> **TASK DESCRIPTION**:
Using the records that follow, copy every line containing the word "name".

[Begin THE RECORDS]

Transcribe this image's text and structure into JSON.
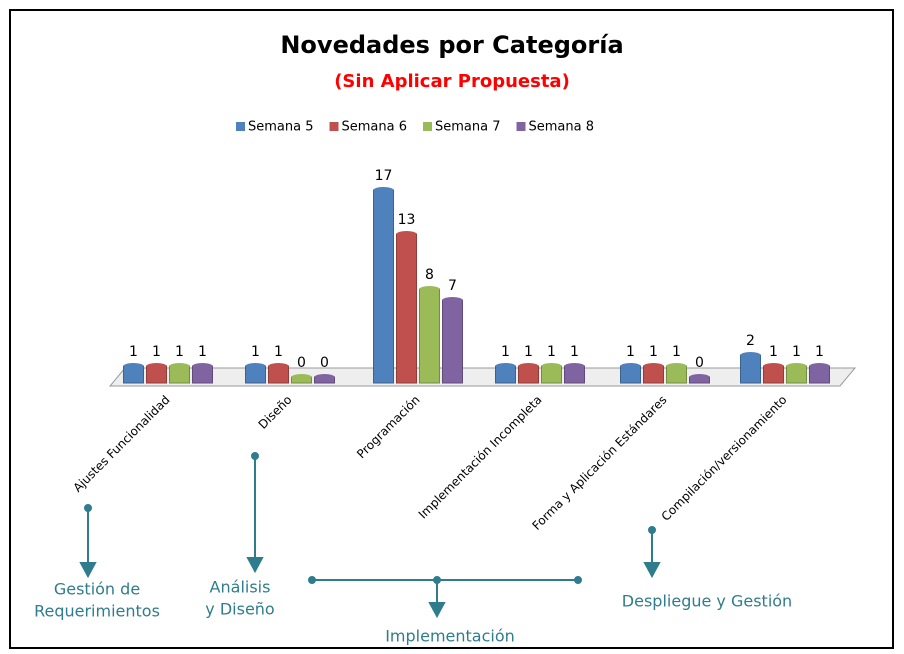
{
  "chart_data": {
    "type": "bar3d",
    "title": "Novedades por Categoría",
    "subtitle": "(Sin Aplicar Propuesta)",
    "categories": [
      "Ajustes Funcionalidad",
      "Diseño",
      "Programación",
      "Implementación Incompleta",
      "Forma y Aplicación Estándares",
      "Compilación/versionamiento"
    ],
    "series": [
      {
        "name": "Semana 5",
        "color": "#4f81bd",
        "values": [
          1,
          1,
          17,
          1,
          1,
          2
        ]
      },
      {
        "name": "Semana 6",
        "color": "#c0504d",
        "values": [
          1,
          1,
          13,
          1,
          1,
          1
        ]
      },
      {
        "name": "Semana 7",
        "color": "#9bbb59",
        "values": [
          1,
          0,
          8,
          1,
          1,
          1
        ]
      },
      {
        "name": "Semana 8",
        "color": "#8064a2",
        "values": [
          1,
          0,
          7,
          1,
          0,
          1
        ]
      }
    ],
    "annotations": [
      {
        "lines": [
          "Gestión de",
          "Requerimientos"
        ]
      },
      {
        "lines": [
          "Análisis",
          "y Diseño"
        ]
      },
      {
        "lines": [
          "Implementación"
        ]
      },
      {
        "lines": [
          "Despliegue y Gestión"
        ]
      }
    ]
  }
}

[End THE RECORDS]

> **RESULT OF THE TASK**:
        "name": "Semana 5",
        "name": "Semana 6",
        "name": "Semana 7",
        "name": "Semana 8",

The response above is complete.